* INSTRUCTIONS TO FOLLOW: In the records that follow, locate every line with "FREQUENCY" and extract it.

* DATA ENTRIES:
....
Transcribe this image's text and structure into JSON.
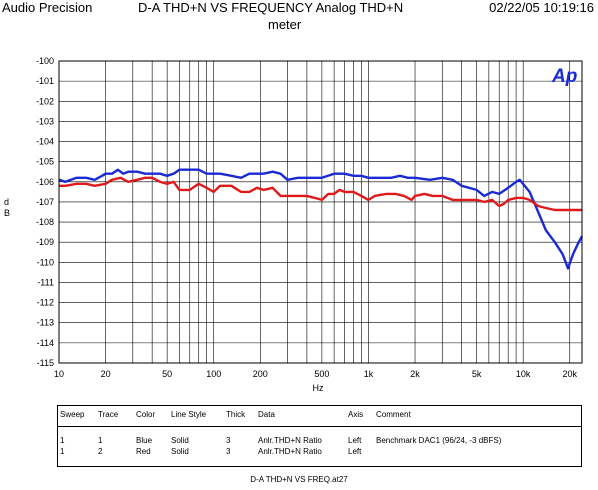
{
  "header": {
    "brand": "Audio Precision",
    "title_line1": "D-A THD+N VS FREQUENCY  Analog THD+N",
    "title_line2": "meter",
    "datetime": "02/22/05 10:19:16"
  },
  "logo_text": "Ap",
  "chart_data": {
    "type": "line",
    "title": "D-A THD+N VS FREQUENCY  Analog THD+N meter",
    "xlabel": "Hz",
    "ylabel": "d B",
    "x_scale": "log",
    "xlim": [
      10,
      24000
    ],
    "ylim": [
      -115,
      -100
    ],
    "grid": true,
    "y_ticks": [
      "-100",
      "-101",
      "-102",
      "-103",
      "-104",
      "-105",
      "-106",
      "-107",
      "-108",
      "-109",
      "-110",
      "-111",
      "-112",
      "-113",
      "-114",
      "-115"
    ],
    "x_ticks": [
      {
        "value": 10,
        "label": "10"
      },
      {
        "value": 20,
        "label": "20"
      },
      {
        "value": 50,
        "label": "50"
      },
      {
        "value": 100,
        "label": "100"
      },
      {
        "value": 200,
        "label": "200"
      },
      {
        "value": 500,
        "label": "500"
      },
      {
        "value": 1000,
        "label": "1k"
      },
      {
        "value": 2000,
        "label": "2k"
      },
      {
        "value": 5000,
        "label": "5k"
      },
      {
        "value": 10000,
        "label": "10k"
      },
      {
        "value": 20000,
        "label": "20k"
      }
    ],
    "series": [
      {
        "color": "#1a2bd6",
        "points": [
          [
            10,
            -105.9
          ],
          [
            11,
            -106.0
          ],
          [
            13,
            -105.8
          ],
          [
            15,
            -105.8
          ],
          [
            17,
            -105.9
          ],
          [
            19,
            -105.7
          ],
          [
            20,
            -105.6
          ],
          [
            22,
            -105.6
          ],
          [
            24,
            -105.4
          ],
          [
            26,
            -105.6
          ],
          [
            28,
            -105.5
          ],
          [
            32,
            -105.5
          ],
          [
            36,
            -105.6
          ],
          [
            40,
            -105.6
          ],
          [
            45,
            -105.6
          ],
          [
            50,
            -105.7
          ],
          [
            55,
            -105.6
          ],
          [
            60,
            -105.4
          ],
          [
            70,
            -105.4
          ],
          [
            80,
            -105.4
          ],
          [
            90,
            -105.6
          ],
          [
            100,
            -105.6
          ],
          [
            110,
            -105.6
          ],
          [
            130,
            -105.7
          ],
          [
            150,
            -105.8
          ],
          [
            170,
            -105.6
          ],
          [
            190,
            -105.6
          ],
          [
            210,
            -105.6
          ],
          [
            240,
            -105.5
          ],
          [
            270,
            -105.6
          ],
          [
            300,
            -105.9
          ],
          [
            350,
            -105.8
          ],
          [
            400,
            -105.8
          ],
          [
            450,
            -105.8
          ],
          [
            500,
            -105.8
          ],
          [
            600,
            -105.6
          ],
          [
            700,
            -105.6
          ],
          [
            800,
            -105.7
          ],
          [
            900,
            -105.7
          ],
          [
            1000,
            -105.8
          ],
          [
            1200,
            -105.8
          ],
          [
            1400,
            -105.8
          ],
          [
            1600,
            -105.7
          ],
          [
            1800,
            -105.8
          ],
          [
            2000,
            -105.8
          ],
          [
            2500,
            -105.9
          ],
          [
            3000,
            -105.8
          ],
          [
            3500,
            -105.9
          ],
          [
            4000,
            -106.2
          ],
          [
            5000,
            -106.4
          ],
          [
            5600,
            -106.7
          ],
          [
            6300,
            -106.5
          ],
          [
            7000,
            -106.6
          ],
          [
            8000,
            -106.3
          ],
          [
            9000,
            -106.0
          ],
          [
            9500,
            -105.9
          ],
          [
            11000,
            -106.5
          ],
          [
            12500,
            -107.5
          ],
          [
            14000,
            -108.4
          ],
          [
            16000,
            -109.0
          ],
          [
            18000,
            -109.6
          ],
          [
            19500,
            -110.3
          ],
          [
            21000,
            -109.6
          ],
          [
            22500,
            -109.1
          ],
          [
            24000,
            -108.7
          ]
        ]
      },
      {
        "color": "#e01a1a",
        "points": [
          [
            10,
            -106.2
          ],
          [
            11,
            -106.2
          ],
          [
            13,
            -106.1
          ],
          [
            15,
            -106.1
          ],
          [
            17,
            -106.2
          ],
          [
            20,
            -106.1
          ],
          [
            22,
            -105.9
          ],
          [
            25,
            -105.8
          ],
          [
            28,
            -106.0
          ],
          [
            32,
            -105.9
          ],
          [
            36,
            -105.8
          ],
          [
            40,
            -105.8
          ],
          [
            45,
            -106.0
          ],
          [
            50,
            -106.1
          ],
          [
            55,
            -106.0
          ],
          [
            60,
            -106.4
          ],
          [
            70,
            -106.4
          ],
          [
            80,
            -106.1
          ],
          [
            90,
            -106.3
          ],
          [
            100,
            -106.5
          ],
          [
            110,
            -106.2
          ],
          [
            130,
            -106.2
          ],
          [
            150,
            -106.5
          ],
          [
            170,
            -106.5
          ],
          [
            190,
            -106.3
          ],
          [
            210,
            -106.4
          ],
          [
            240,
            -106.3
          ],
          [
            270,
            -106.7
          ],
          [
            300,
            -106.7
          ],
          [
            350,
            -106.7
          ],
          [
            400,
            -106.7
          ],
          [
            450,
            -106.8
          ],
          [
            500,
            -106.9
          ],
          [
            550,
            -106.6
          ],
          [
            600,
            -106.6
          ],
          [
            650,
            -106.4
          ],
          [
            700,
            -106.5
          ],
          [
            800,
            -106.5
          ],
          [
            900,
            -106.7
          ],
          [
            1000,
            -106.9
          ],
          [
            1100,
            -106.7
          ],
          [
            1300,
            -106.6
          ],
          [
            1500,
            -106.6
          ],
          [
            1700,
            -106.7
          ],
          [
            1900,
            -106.9
          ],
          [
            2000,
            -106.7
          ],
          [
            2300,
            -106.6
          ],
          [
            2600,
            -106.7
          ],
          [
            3000,
            -106.7
          ],
          [
            3500,
            -106.9
          ],
          [
            4000,
            -106.9
          ],
          [
            4500,
            -106.9
          ],
          [
            5000,
            -106.9
          ],
          [
            5600,
            -107.0
          ],
          [
            6300,
            -106.9
          ],
          [
            7000,
            -107.2
          ],
          [
            7500,
            -107.1
          ],
          [
            8000,
            -106.9
          ],
          [
            9000,
            -106.8
          ],
          [
            10000,
            -106.8
          ],
          [
            11000,
            -106.9
          ],
          [
            12500,
            -107.2
          ],
          [
            14000,
            -107.3
          ],
          [
            16000,
            -107.4
          ],
          [
            18000,
            -107.4
          ],
          [
            20000,
            -107.4
          ],
          [
            22000,
            -107.4
          ],
          [
            24000,
            -107.4
          ]
        ]
      }
    ]
  },
  "legend_table": {
    "headers": [
      "Sweep",
      "Trace",
      "Color",
      "Line Style",
      "Thick",
      "Data",
      "Axis",
      "Comment"
    ],
    "rows": [
      [
        "1",
        "1",
        "Blue",
        "Solid",
        "3",
        "Anlr.THD+N Ratio",
        "Left",
        "Benchmark DAC1 (96/24, -3 dBFS)"
      ],
      [
        "1",
        "2",
        "Red",
        "Solid",
        "3",
        "Anlr.THD+N Ratio",
        "Left",
        ""
      ]
    ]
  },
  "footer": "D-A THD+N VS FREQ.at27"
}
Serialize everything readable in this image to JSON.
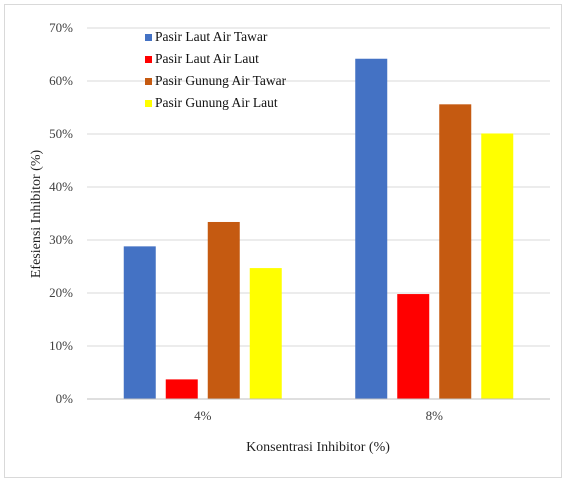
....
* EXERCISE SOLUTION:
    "title_line1": "D-A THD+N VS FREQUENCY  Analog THD+N",
    "title": "D-A THD+N VS FREQUENCY  Analog THD+N meter",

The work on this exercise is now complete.